Give the listing again in full, exactly as written.
[START Available records]
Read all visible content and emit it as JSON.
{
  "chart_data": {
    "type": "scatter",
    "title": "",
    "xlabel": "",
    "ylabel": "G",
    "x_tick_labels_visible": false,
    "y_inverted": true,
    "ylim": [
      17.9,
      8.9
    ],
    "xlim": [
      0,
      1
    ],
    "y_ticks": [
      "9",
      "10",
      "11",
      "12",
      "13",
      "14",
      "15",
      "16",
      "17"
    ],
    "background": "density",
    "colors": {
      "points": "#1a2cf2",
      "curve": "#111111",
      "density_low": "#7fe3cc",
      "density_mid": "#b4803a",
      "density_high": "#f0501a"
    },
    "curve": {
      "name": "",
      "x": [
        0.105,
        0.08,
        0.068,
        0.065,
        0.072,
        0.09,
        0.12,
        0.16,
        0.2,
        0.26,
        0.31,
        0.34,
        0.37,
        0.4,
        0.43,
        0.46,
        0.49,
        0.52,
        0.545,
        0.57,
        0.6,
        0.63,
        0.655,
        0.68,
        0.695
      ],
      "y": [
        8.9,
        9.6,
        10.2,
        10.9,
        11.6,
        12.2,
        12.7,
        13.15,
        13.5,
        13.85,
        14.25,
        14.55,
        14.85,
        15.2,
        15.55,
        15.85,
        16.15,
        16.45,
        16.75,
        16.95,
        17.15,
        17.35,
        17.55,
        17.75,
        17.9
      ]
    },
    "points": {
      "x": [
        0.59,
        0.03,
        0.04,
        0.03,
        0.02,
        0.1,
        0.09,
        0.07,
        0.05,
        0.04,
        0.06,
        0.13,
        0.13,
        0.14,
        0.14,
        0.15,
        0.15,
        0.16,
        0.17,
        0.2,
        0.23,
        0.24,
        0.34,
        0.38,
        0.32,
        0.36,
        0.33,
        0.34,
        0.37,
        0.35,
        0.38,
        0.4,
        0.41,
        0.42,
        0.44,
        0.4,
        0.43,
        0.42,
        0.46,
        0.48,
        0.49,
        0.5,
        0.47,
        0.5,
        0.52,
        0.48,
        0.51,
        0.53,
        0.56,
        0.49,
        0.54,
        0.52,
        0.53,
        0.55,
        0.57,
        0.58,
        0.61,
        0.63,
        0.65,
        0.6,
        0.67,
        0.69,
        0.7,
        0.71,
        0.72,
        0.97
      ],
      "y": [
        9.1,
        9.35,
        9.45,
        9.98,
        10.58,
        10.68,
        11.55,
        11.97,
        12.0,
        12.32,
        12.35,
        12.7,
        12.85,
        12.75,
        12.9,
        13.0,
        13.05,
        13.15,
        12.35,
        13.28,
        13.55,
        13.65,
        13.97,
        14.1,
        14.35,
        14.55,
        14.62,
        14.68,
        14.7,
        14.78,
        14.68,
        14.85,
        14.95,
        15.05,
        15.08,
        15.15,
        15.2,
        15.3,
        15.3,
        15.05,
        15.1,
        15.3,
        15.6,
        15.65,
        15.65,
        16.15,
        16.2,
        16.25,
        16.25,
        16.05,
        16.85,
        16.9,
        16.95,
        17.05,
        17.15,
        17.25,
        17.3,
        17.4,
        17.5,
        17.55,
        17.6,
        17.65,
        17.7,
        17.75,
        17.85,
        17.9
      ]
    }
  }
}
[END Available records]
_Written reply_
Read all visible content and emit it as JSON.
{
  "chart_data": {
    "type": "scatter",
    "title": "",
    "xlabel": "",
    "ylabel": "G",
    "x_tick_labels_visible": false,
    "y_inverted": true,
    "ylim": [
      17.9,
      8.9
    ],
    "xlim": [
      0,
      1
    ],
    "y_ticks": [
      "9",
      "10",
      "11",
      "12",
      "13",
      "14",
      "15",
      "16",
      "17"
    ],
    "background": "density",
    "colors": {
      "points": "#1a2cf2",
      "curve": "#111111",
      "density_low": "#7fe3cc",
      "density_mid": "#b4803a",
      "density_high": "#f0501a"
    },
    "curve": {
      "name": "",
      "x": [
        0.105,
        0.08,
        0.068,
        0.065,
        0.072,
        0.09,
        0.12,
        0.16,
        0.2,
        0.26,
        0.31,
        0.34,
        0.37,
        0.4,
        0.43,
        0.46,
        0.49,
        0.52,
        0.545,
        0.57,
        0.6,
        0.63,
        0.655,
        0.68,
        0.695
      ],
      "y": [
        8.9,
        9.6,
        10.2,
        10.9,
        11.6,
        12.2,
        12.7,
        13.15,
        13.5,
        13.85,
        14.25,
        14.55,
        14.85,
        15.2,
        15.55,
        15.85,
        16.15,
        16.45,
        16.75,
        16.95,
        17.15,
        17.35,
        17.55,
        17.75,
        17.9
      ]
    },
    "points": {
      "x": [
        0.59,
        0.03,
        0.04,
        0.03,
        0.02,
        0.1,
        0.09,
        0.07,
        0.05,
        0.04,
        0.06,
        0.13,
        0.13,
        0.14,
        0.14,
        0.15,
        0.15,
        0.16,
        0.17,
        0.2,
        0.23,
        0.24,
        0.34,
        0.38,
        0.32,
        0.36,
        0.33,
        0.34,
        0.37,
        0.35,
        0.38,
        0.4,
        0.41,
        0.42,
        0.44,
        0.4,
        0.43,
        0.42,
        0.46,
        0.48,
        0.49,
        0.5,
        0.47,
        0.5,
        0.52,
        0.48,
        0.51,
        0.53,
        0.56,
        0.49,
        0.54,
        0.52,
        0.53,
        0.55,
        0.57,
        0.58,
        0.61,
        0.63,
        0.65,
        0.6,
        0.67,
        0.69,
        0.7,
        0.71,
        0.72,
        0.97
      ],
      "y": [
        9.1,
        9.35,
        9.45,
        9.98,
        10.58,
        10.68,
        11.55,
        11.97,
        12.0,
        12.32,
        12.35,
        12.7,
        12.85,
        12.75,
        12.9,
        13.0,
        13.05,
        13.15,
        12.35,
        13.28,
        13.55,
        13.65,
        13.97,
        14.1,
        14.35,
        14.55,
        14.62,
        14.68,
        14.7,
        14.78,
        14.68,
        14.85,
        14.95,
        15.05,
        15.08,
        15.15,
        15.2,
        15.3,
        15.3,
        15.05,
        15.1,
        15.3,
        15.6,
        15.65,
        15.65,
        16.15,
        16.2,
        16.25,
        16.25,
        16.05,
        16.85,
        16.9,
        16.95,
        17.05,
        17.15,
        17.25,
        17.3,
        17.4,
        17.5,
        17.55,
        17.6,
        17.65,
        17.7,
        17.75,
        17.85,
        17.9
      ]
    }
  }
}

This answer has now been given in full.